=== Input ===
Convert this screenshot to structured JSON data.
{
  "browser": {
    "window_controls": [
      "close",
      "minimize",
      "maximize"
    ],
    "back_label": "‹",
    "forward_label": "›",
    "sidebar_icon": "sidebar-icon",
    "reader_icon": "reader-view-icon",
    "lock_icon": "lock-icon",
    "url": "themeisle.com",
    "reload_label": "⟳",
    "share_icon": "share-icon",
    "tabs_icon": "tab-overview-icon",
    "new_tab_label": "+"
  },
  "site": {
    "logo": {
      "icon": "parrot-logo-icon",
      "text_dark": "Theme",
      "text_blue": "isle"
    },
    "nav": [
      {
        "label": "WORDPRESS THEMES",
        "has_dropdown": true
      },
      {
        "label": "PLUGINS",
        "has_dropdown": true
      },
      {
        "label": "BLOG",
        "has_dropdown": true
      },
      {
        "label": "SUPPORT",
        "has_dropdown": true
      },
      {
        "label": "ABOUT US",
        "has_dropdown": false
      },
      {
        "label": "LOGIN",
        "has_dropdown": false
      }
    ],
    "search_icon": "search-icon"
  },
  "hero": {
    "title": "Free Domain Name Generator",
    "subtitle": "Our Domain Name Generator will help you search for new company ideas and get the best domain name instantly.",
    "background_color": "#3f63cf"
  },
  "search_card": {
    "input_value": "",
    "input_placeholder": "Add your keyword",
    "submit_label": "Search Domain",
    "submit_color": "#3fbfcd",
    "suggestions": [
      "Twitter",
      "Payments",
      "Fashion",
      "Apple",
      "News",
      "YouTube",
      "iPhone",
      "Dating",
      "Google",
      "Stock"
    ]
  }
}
===
=== Input ===
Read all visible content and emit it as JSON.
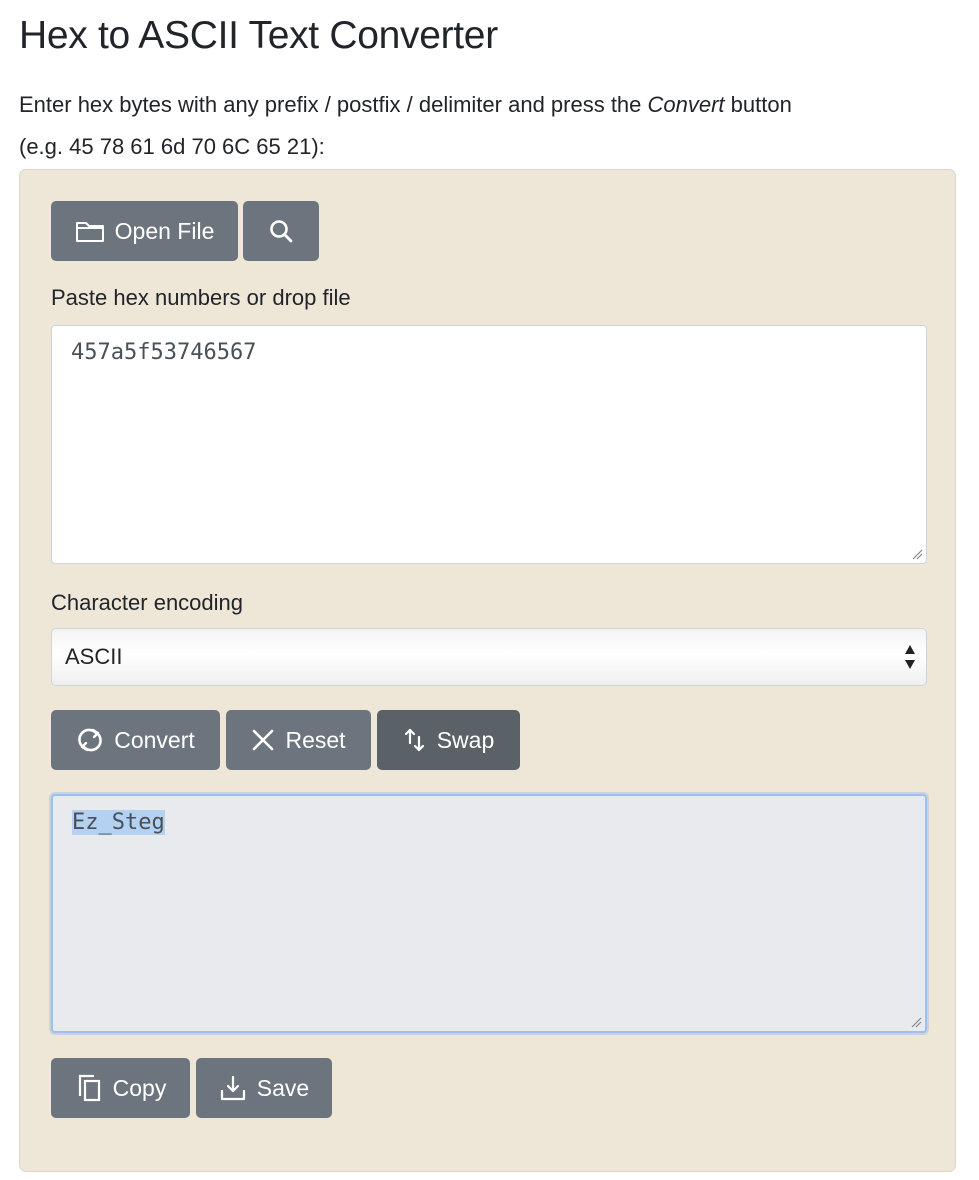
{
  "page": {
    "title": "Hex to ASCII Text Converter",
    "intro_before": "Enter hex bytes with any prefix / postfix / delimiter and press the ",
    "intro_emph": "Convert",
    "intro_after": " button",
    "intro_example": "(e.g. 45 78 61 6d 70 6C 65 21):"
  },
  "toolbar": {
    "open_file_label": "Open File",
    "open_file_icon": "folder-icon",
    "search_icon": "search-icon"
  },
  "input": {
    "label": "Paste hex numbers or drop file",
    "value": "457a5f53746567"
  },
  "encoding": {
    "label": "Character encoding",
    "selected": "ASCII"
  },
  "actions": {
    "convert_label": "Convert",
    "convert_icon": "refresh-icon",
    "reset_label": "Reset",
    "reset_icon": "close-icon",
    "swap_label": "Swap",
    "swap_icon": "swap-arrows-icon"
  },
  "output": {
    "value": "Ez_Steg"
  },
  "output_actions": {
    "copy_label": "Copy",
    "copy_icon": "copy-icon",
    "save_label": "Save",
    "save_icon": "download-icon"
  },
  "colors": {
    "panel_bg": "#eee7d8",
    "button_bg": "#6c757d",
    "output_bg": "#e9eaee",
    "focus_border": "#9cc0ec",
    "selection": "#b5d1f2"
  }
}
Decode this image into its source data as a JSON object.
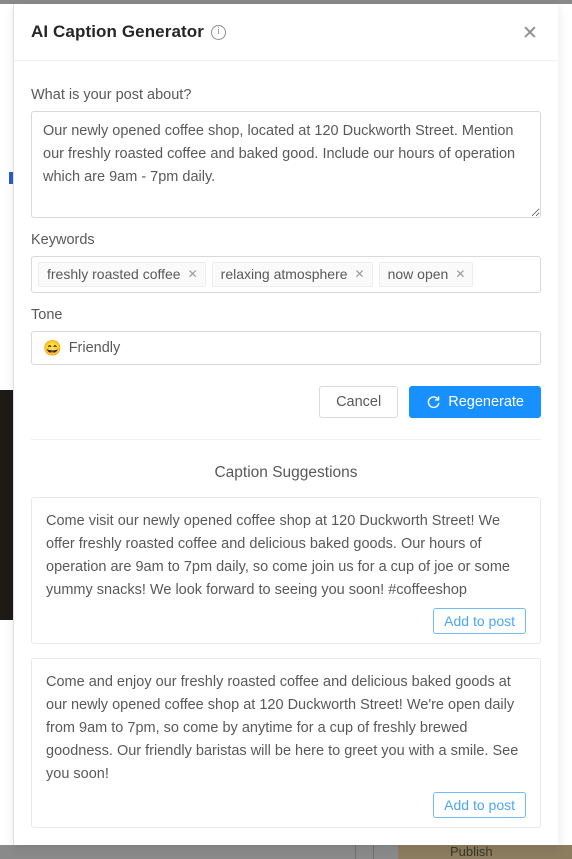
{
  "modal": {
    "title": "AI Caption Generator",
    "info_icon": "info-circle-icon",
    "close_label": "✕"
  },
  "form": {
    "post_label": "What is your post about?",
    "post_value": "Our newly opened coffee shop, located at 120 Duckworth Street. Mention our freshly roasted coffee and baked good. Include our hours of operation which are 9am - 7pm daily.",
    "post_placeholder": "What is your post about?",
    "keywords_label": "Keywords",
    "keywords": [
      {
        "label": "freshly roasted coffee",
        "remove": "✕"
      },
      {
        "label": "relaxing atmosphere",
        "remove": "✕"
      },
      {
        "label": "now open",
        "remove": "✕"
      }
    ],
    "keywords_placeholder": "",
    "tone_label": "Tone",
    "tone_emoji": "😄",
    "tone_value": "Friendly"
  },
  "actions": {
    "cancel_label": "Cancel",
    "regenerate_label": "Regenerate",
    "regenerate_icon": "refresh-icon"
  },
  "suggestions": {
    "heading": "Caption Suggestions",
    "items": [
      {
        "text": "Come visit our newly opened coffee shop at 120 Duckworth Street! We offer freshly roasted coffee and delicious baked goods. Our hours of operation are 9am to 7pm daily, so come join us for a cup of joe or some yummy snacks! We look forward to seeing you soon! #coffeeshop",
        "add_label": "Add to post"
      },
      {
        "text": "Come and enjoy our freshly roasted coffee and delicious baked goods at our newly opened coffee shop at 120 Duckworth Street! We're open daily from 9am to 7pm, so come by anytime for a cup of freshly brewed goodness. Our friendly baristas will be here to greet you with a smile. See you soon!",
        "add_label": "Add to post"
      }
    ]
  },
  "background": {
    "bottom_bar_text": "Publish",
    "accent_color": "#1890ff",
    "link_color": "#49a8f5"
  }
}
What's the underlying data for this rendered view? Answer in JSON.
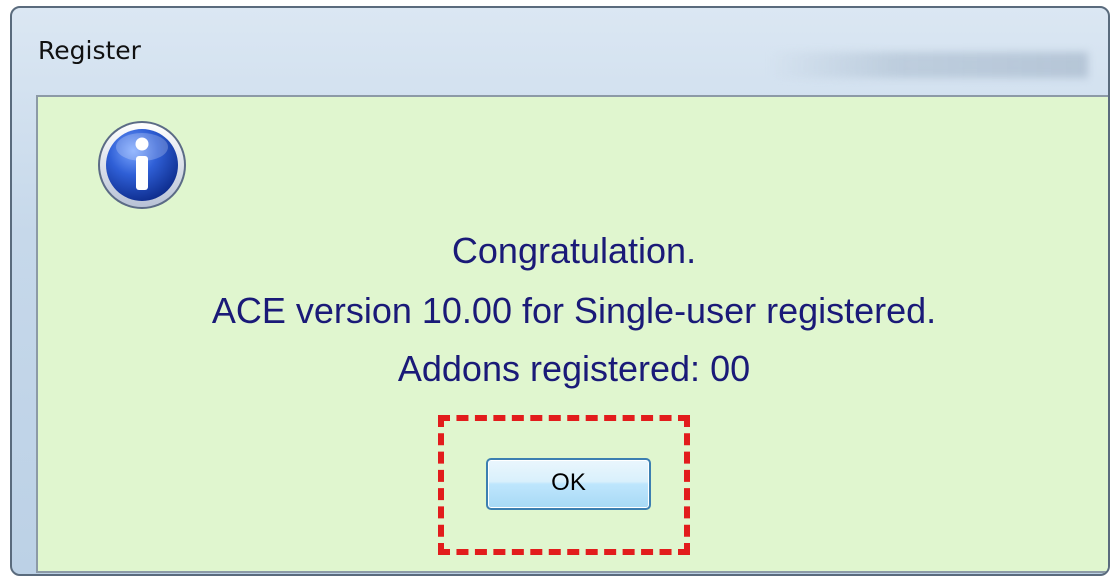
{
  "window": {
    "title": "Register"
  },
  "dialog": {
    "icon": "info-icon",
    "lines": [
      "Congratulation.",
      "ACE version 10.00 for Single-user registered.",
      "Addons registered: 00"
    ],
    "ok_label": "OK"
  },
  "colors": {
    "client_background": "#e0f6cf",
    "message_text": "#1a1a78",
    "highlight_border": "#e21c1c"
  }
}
===
Filter the listing above by the word "daily"; copy each line that passes.

Worked answer
    "post_value": "Our newly opened coffee shop, located at 120 Duckworth Street. Mention our freshly roasted coffee and baked good. Include our hours of operation which are 9am - 7pm daily.",
        "text": "Come visit our newly opened coffee shop at 120 Duckworth Street! We offer freshly roasted coffee and delicious baked goods. Our hours of operation are 9am to 7pm daily, so come join us for a cup of joe or some yummy snacks! We look forward to seeing you soon! #coffeeshop",
        "text": "Come and enjoy our freshly roasted coffee and delicious baked goods at our newly opened coffee shop at 120 Duckworth Street! We're open daily from 9am to 7pm, so come by anytime for a cup of freshly brewed goodness. Our friendly baristas will be here to greet you with a smile. See you soon!",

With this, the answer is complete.